##### Dataset #####
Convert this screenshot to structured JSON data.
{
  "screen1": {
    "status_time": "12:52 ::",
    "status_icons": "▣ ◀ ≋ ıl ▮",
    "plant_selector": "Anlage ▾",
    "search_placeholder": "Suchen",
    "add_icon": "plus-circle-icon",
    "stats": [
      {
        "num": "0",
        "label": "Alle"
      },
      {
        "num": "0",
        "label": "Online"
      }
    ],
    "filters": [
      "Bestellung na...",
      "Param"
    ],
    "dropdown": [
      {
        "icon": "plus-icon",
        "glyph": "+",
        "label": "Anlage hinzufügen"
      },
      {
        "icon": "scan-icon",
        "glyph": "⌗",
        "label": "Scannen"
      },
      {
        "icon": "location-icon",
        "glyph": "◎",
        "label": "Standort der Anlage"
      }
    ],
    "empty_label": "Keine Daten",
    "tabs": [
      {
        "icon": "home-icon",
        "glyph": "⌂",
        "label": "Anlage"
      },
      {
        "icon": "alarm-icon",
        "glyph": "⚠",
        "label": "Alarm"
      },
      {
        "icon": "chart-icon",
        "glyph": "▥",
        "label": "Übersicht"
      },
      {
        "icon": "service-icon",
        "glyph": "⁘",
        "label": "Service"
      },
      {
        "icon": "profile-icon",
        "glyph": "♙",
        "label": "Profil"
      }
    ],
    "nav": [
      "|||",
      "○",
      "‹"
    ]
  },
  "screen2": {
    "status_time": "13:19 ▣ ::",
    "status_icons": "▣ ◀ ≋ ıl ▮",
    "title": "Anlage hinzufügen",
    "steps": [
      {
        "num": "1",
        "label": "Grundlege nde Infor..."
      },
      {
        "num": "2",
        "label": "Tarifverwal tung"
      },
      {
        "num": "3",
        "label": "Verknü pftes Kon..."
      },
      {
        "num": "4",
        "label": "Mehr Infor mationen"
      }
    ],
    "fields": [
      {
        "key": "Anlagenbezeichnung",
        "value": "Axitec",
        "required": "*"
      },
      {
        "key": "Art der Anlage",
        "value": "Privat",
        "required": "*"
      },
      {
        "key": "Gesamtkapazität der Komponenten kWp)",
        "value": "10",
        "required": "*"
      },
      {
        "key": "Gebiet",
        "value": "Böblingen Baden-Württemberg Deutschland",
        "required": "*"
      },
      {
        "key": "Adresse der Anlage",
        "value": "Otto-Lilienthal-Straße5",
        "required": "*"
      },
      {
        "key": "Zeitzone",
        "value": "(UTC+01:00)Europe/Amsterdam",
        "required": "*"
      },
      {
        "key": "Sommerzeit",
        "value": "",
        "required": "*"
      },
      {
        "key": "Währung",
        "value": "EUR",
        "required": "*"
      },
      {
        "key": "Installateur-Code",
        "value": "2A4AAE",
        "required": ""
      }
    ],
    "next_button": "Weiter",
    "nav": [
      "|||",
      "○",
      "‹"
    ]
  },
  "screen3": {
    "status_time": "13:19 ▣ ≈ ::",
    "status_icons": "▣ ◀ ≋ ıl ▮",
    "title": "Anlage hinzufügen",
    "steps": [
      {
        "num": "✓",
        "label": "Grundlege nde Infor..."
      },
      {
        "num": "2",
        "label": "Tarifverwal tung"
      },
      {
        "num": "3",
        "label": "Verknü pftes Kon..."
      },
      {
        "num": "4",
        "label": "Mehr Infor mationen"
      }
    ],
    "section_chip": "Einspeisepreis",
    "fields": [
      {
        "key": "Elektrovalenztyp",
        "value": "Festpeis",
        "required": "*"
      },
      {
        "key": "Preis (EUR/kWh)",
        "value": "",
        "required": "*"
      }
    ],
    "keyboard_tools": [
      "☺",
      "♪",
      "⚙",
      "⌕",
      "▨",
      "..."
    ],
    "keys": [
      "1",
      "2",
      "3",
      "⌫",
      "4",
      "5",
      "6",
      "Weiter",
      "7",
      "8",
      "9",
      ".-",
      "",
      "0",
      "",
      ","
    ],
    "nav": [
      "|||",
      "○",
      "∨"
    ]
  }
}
#####
Copy out the whole listing, exactly as written.

Convert this screenshot to structured JSON data.
{
  "screen1": {
    "status_time": "12:52 ::",
    "status_icons": "▣ ◀ ≋ ıl ▮",
    "plant_selector": "Anlage ▾",
    "search_placeholder": "Suchen",
    "add_icon": "plus-circle-icon",
    "stats": [
      {
        "num": "0",
        "label": "Alle"
      },
      {
        "num": "0",
        "label": "Online"
      }
    ],
    "filters": [
      "Bestellung na...",
      "Param"
    ],
    "dropdown": [
      {
        "icon": "plus-icon",
        "glyph": "+",
        "label": "Anlage hinzufügen"
      },
      {
        "icon": "scan-icon",
        "glyph": "⌗",
        "label": "Scannen"
      },
      {
        "icon": "location-icon",
        "glyph": "◎",
        "label": "Standort der Anlage"
      }
    ],
    "empty_label": "Keine Daten",
    "tabs": [
      {
        "icon": "home-icon",
        "glyph": "⌂",
        "label": "Anlage"
      },
      {
        "icon": "alarm-icon",
        "glyph": "⚠",
        "label": "Alarm"
      },
      {
        "icon": "chart-icon",
        "glyph": "▥",
        "label": "Übersicht"
      },
      {
        "icon": "service-icon",
        "glyph": "⁘",
        "label": "Service"
      },
      {
        "icon": "profile-icon",
        "glyph": "♙",
        "label": "Profil"
      }
    ],
    "nav": [
      "|||",
      "○",
      "‹"
    ]
  },
  "screen2": {
    "status_time": "13:19 ▣ ::",
    "status_icons": "▣ ◀ ≋ ıl ▮",
    "title": "Anlage hinzufügen",
    "steps": [
      {
        "num": "1",
        "label": "Grundlege nde Infor..."
      },
      {
        "num": "2",
        "label": "Tarifverwal tung"
      },
      {
        "num": "3",
        "label": "Verknü pftes Kon..."
      },
      {
        "num": "4",
        "label": "Mehr Infor mationen"
      }
    ],
    "fields": [
      {
        "key": "Anlagenbezeichnung",
        "value": "Axitec",
        "required": "*"
      },
      {
        "key": "Art der Anlage",
        "value": "Privat",
        "required": "*"
      },
      {
        "key": "Gesamtkapazität der Komponenten kWp)",
        "value": "10",
        "required": "*"
      },
      {
        "key": "Gebiet",
        "value": "Böblingen Baden-Württemberg Deutschland",
        "required": "*"
      },
      {
        "key": "Adresse der Anlage",
        "value": "Otto-Lilienthal-Straße5",
        "required": "*"
      },
      {
        "key": "Zeitzone",
        "value": "(UTC+01:00)Europe/Amsterdam",
        "required": "*"
      },
      {
        "key": "Sommerzeit",
        "value": "",
        "required": "*"
      },
      {
        "key": "Währung",
        "value": "EUR",
        "required": "*"
      },
      {
        "key": "Installateur-Code",
        "value": "2A4AAE",
        "required": ""
      }
    ],
    "next_button": "Weiter",
    "nav": [
      "|||",
      "○",
      "‹"
    ]
  },
  "screen3": {
    "status_time": "13:19 ▣ ≈ ::",
    "status_icons": "▣ ◀ ≋ ıl ▮",
    "title": "Anlage hinzufügen",
    "steps": [
      {
        "num": "✓",
        "label": "Grundlege nde Infor..."
      },
      {
        "num": "2",
        "label": "Tarifverwal tung"
      },
      {
        "num": "3",
        "label": "Verknü pftes Kon..."
      },
      {
        "num": "4",
        "label": "Mehr Infor mationen"
      }
    ],
    "section_chip": "Einspeisepreis",
    "fields": [
      {
        "key": "Elektrovalenztyp",
        "value": "Festpeis",
        "required": "*"
      },
      {
        "key": "Preis (EUR/kWh)",
        "value": "",
        "required": "*"
      }
    ],
    "keyboard_tools": [
      "☺",
      "♪",
      "⚙",
      "⌕",
      "▨",
      "..."
    ],
    "keys": [
      "1",
      "2",
      "3",
      "⌫",
      "4",
      "5",
      "6",
      "Weiter",
      "7",
      "8",
      "9",
      ".-",
      "",
      "0",
      "",
      ","
    ],
    "nav": [
      "|||",
      "○",
      "∨"
    ]
  }
}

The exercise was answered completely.